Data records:
- - -

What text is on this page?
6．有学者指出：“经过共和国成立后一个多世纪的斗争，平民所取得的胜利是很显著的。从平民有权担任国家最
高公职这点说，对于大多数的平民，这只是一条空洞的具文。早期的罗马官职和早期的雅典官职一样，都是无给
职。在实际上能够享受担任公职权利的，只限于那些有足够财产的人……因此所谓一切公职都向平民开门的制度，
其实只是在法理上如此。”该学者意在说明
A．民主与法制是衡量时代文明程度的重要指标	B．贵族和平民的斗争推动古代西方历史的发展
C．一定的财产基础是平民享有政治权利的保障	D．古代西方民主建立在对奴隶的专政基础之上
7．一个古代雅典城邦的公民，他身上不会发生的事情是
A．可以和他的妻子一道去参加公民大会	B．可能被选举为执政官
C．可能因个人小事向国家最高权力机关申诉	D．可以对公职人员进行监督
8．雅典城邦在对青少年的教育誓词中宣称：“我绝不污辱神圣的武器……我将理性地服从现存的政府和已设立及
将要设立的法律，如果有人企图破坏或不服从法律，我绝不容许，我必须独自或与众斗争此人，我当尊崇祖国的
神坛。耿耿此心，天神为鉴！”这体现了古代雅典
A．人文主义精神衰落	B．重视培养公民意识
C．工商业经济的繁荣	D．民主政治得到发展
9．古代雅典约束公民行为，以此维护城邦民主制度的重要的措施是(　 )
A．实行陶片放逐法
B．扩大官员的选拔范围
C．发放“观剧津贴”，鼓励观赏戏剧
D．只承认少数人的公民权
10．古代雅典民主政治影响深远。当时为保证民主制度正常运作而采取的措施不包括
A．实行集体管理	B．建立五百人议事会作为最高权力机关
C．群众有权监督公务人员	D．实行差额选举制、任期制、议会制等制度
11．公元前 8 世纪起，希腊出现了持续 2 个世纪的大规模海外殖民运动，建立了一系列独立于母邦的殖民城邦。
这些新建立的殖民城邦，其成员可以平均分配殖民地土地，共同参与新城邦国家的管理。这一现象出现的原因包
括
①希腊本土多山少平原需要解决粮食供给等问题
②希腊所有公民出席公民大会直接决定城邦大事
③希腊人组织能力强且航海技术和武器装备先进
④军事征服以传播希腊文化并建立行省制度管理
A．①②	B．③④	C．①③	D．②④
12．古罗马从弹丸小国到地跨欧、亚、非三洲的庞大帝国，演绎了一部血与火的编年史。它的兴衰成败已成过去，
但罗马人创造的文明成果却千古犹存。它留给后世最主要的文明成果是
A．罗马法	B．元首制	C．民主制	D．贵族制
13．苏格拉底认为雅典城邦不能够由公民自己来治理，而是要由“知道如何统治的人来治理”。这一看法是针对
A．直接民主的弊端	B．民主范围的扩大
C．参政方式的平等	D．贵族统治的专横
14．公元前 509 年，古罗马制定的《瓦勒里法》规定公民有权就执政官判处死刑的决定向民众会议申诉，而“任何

- - -

## Given instruction
Every record shown above should be written out again exactly.

## Task result
What text is on this page?
6．有学者指出：“经过共和国成立后一个多世纪的斗争，平民所取得的胜利是很显著的。从平民有权担任国家最
高公职这点说，对于大多数的平民，这只是一条空洞的具文。早期的罗马官职和早期的雅典官职一样，都是无给
职。在实际上能够享受担任公职权利的，只限于那些有足够财产的人……因此所谓一切公职都向平民开门的制度，
其实只是在法理上如此。”该学者意在说明
A．民主与法制是衡量时代文明程度的重要指标	B．贵族和平民的斗争推动古代西方历史的发展
C．一定的财产基础是平民享有政治权利的保障	D．古代西方民主建立在对奴隶的专政基础之上
7．一个古代雅典城邦的公民，他身上不会发生的事情是
A．可以和他的妻子一道去参加公民大会	B．可能被选举为执政官
C．可能因个人小事向国家最高权力机关申诉	D．可以对公职人员进行监督
8．雅典城邦在对青少年的教育誓词中宣称：“我绝不污辱神圣的武器……我将理性地服从现存的政府和已设立及
将要设立的法律，如果有人企图破坏或不服从法律，我绝不容许，我必须独自或与众斗争此人，我当尊崇祖国的
神坛。耿耿此心，天神为鉴！”这体现了古代雅典
A．人文主义精神衰落	B．重视培养公民意识
C．工商业经济的繁荣	D．民主政治得到发展
9．古代雅典约束公民行为，以此维护城邦民主制度的重要的措施是(　 )
A．实行陶片放逐法
B．扩大官员的选拔范围
C．发放“观剧津贴”，鼓励观赏戏剧
D．只承认少数人的公民权
10．古代雅典民主政治影响深远。当时为保证民主制度正常运作而采取的措施不包括
A．实行集体管理	B．建立五百人议事会作为最高权力机关
C．群众有权监督公务人员	D．实行差额选举制、任期制、议会制等制度
11．公元前 8 世纪起，希腊出现了持续 2 个世纪的大规模海外殖民运动，建立了一系列独立于母邦的殖民城邦。
这些新建立的殖民城邦，其成员可以平均分配殖民地土地，共同参与新城邦国家的管理。这一现象出现的原因包
括
①希腊本土多山少平原需要解决粮食供给等问题
②希腊所有公民出席公民大会直接决定城邦大事
③希腊人组织能力强且航海技术和武器装备先进
④军事征服以传播希腊文化并建立行省制度管理
A．①②	B．③④	C．①③	D．②④
12．古罗马从弹丸小国到地跨欧、亚、非三洲的庞大帝国，演绎了一部血与火的编年史。它的兴衰成败已成过去，
但罗马人创造的文明成果却千古犹存。它留给后世最主要的文明成果是
A．罗马法	B．元首制	C．民主制	D．贵族制
13．苏格拉底认为雅典城邦不能够由公民自己来治理，而是要由“知道如何统治的人来治理”。这一看法是针对
A．直接民主的弊端	B．民主范围的扩大
C．参政方式的平等	D．贵族统治的专横
14．公元前 509 年，古罗马制定的《瓦勒里法》规定公民有权就执政官判处死刑的决定向民众会议申诉，而“任何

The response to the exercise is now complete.